[Records]

####################

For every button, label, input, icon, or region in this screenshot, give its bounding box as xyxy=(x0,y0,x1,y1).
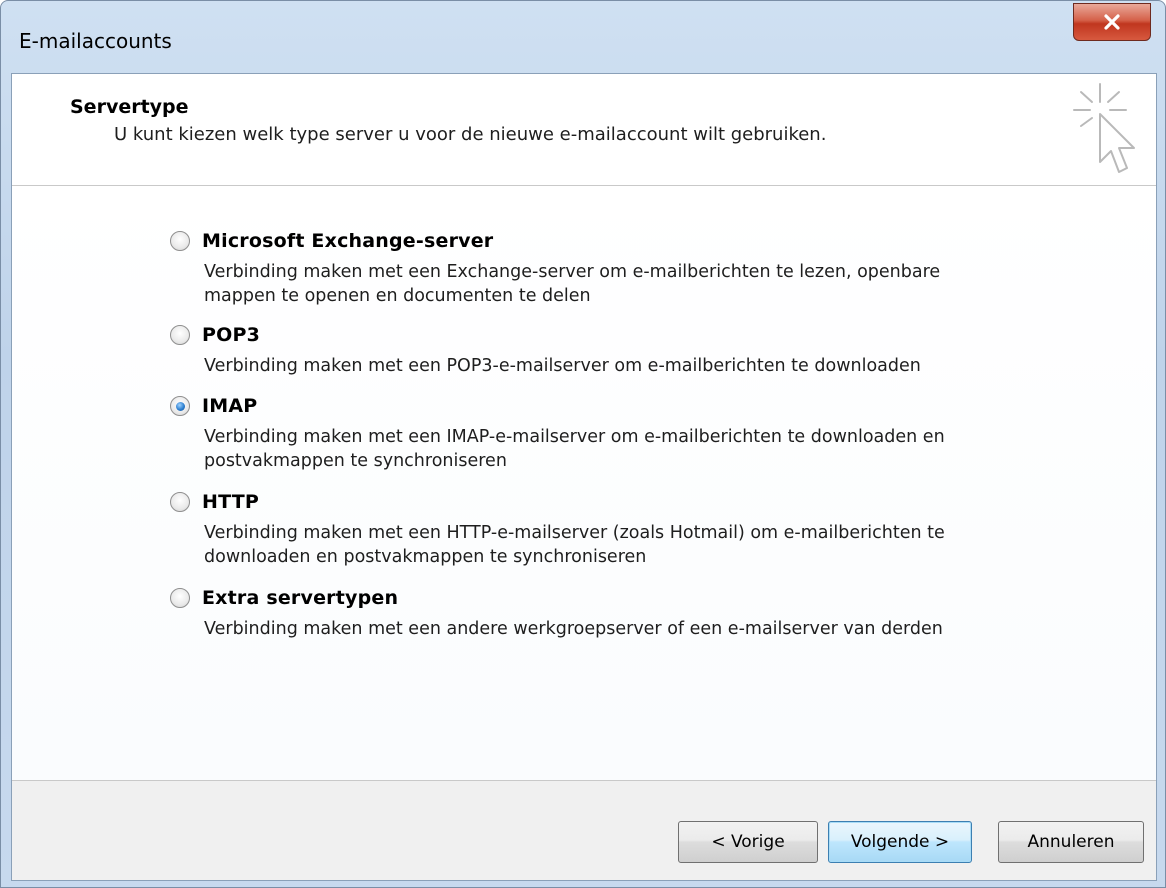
title-bar[interactable]: E-mailaccounts xyxy=(1,1,1165,81)
close-icon xyxy=(1103,14,1121,30)
radio-pop3[interactable] xyxy=(170,325,190,345)
option-extra-servertypes[interactable]: Extra servertypen Verbinding maken met e… xyxy=(170,583,1004,641)
back-button[interactable]: < Vorige xyxy=(678,821,818,863)
option-description: Verbinding maken met een andere werkgroe… xyxy=(204,619,943,639)
option-description: Verbinding maken met een HTTP-e-mailserv… xyxy=(204,523,945,567)
radio-http[interactable] xyxy=(170,492,190,512)
dialog-window: E-mailaccounts Servertype U kunt kiezen … xyxy=(0,0,1166,888)
option-description: Verbinding maken met een POP3-e-mailserv… xyxy=(204,356,921,376)
option-label[interactable]: Extra servertypen xyxy=(202,587,398,609)
server-type-options: Microsoft Exchange-server Verbinding mak… xyxy=(12,186,1156,780)
radio-extra-servertypes[interactable] xyxy=(170,588,190,608)
option-label[interactable]: IMAP xyxy=(202,395,257,417)
option-exchange[interactable]: Microsoft Exchange-server Verbinding mak… xyxy=(170,226,1004,308)
option-description: Verbinding maken met een IMAP-e-mailserv… xyxy=(204,427,945,471)
next-button[interactable]: Volgende > xyxy=(828,821,972,863)
option-pop3[interactable]: POP3 Verbinding maken met een POP3-e-mai… xyxy=(170,320,1004,378)
window-title: E-mailaccounts xyxy=(19,29,172,53)
option-label[interactable]: Microsoft Exchange-server xyxy=(202,230,493,252)
cursor-click-icon xyxy=(1066,80,1140,182)
cancel-button[interactable]: Annuleren xyxy=(998,821,1144,863)
page-subtitle: U kunt kiezen welk type server u voor de… xyxy=(114,124,827,145)
radio-imap[interactable] xyxy=(170,396,190,416)
option-description: Verbinding maken met een Exchange-server… xyxy=(204,262,941,306)
option-label[interactable]: HTTP xyxy=(202,491,259,513)
button-bar: < Vorige Volgende > Annuleren xyxy=(12,780,1156,880)
option-http[interactable]: HTTP Verbinding maken met een HTTP-e-mai… xyxy=(170,487,1004,569)
wizard-header: Servertype U kunt kiezen welk type serve… xyxy=(12,74,1156,186)
close-button[interactable] xyxy=(1073,3,1151,41)
page-title: Servertype xyxy=(70,96,189,118)
option-label[interactable]: POP3 xyxy=(202,324,260,346)
radio-exchange[interactable] xyxy=(170,231,190,251)
dialog-client-area: Servertype U kunt kiezen welk type serve… xyxy=(11,73,1157,881)
option-imap[interactable]: IMAP Verbinding maken met een IMAP-e-mai… xyxy=(170,391,1004,473)
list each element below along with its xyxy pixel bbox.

####################

* OBJECTIVE: Rename every "option-description" in the data above to "option-detail" and reproduce all of it with nothing else changed. Leave the pictures out of your answer.

* OUTPUT OF THE EXERCISE:
For every button, label, input, icon, or region in this screenshot, give its bounding box as xyxy=(x0,y0,x1,y1).
title-bar[interactable]: E-mailaccounts xyxy=(1,1,1165,81)
close-icon xyxy=(1103,14,1121,30)
radio-pop3[interactable] xyxy=(170,325,190,345)
option-extra-servertypes[interactable]: Extra servertypen Verbinding maken met e… xyxy=(170,583,1004,641)
back-button[interactable]: < Vorige xyxy=(678,821,818,863)
option-detail: Verbinding maken met een andere werkgroe… xyxy=(204,619,943,639)
option-detail: Verbinding maken met een HTTP-e-mailserv… xyxy=(204,523,945,567)
radio-http[interactable] xyxy=(170,492,190,512)
dialog-window: E-mailaccounts Servertype U kunt kiezen … xyxy=(0,0,1166,888)
option-detail: Verbinding maken met een POP3-e-mailserv… xyxy=(204,356,921,376)
option-label[interactable]: Extra servertypen xyxy=(202,587,398,609)
server-type-options: Microsoft Exchange-server Verbinding mak… xyxy=(12,186,1156,780)
radio-extra-servertypes[interactable] xyxy=(170,588,190,608)
option-label[interactable]: IMAP xyxy=(202,395,257,417)
option-exchange[interactable]: Microsoft Exchange-server Verbinding mak… xyxy=(170,226,1004,308)
option-detail: Verbinding maken met een IMAP-e-mailserv… xyxy=(204,427,945,471)
next-button[interactable]: Volgende > xyxy=(828,821,972,863)
option-pop3[interactable]: POP3 Verbinding maken met een POP3-e-mai… xyxy=(170,320,1004,378)
window-title: E-mailaccounts xyxy=(19,29,172,53)
option-label[interactable]: Microsoft Exchange-server xyxy=(202,230,493,252)
cursor-click-icon xyxy=(1066,80,1140,182)
cancel-button[interactable]: Annuleren xyxy=(998,821,1144,863)
page-subtitle: U kunt kiezen welk type server u voor de… xyxy=(114,124,827,145)
radio-imap[interactable] xyxy=(170,396,190,416)
option-detail: Verbinding maken met een Exchange-server… xyxy=(204,262,941,306)
option-label[interactable]: HTTP xyxy=(202,491,259,513)
button-bar: < Vorige Volgende > Annuleren xyxy=(12,780,1156,880)
option-http[interactable]: HTTP Verbinding maken met een HTTP-e-mai… xyxy=(170,487,1004,569)
wizard-header: Servertype U kunt kiezen welk type serve… xyxy=(12,74,1156,186)
close-button[interactable] xyxy=(1073,3,1151,41)
page-title: Servertype xyxy=(70,96,189,118)
option-label[interactable]: POP3 xyxy=(202,324,260,346)
radio-exchange[interactable] xyxy=(170,231,190,251)
dialog-client-area: Servertype U kunt kiezen welk type serve… xyxy=(11,73,1157,881)
option-imap[interactable]: IMAP Verbinding maken met een IMAP-e-mai… xyxy=(170,391,1004,473)
list each element below along with its xyxy pixel bbox.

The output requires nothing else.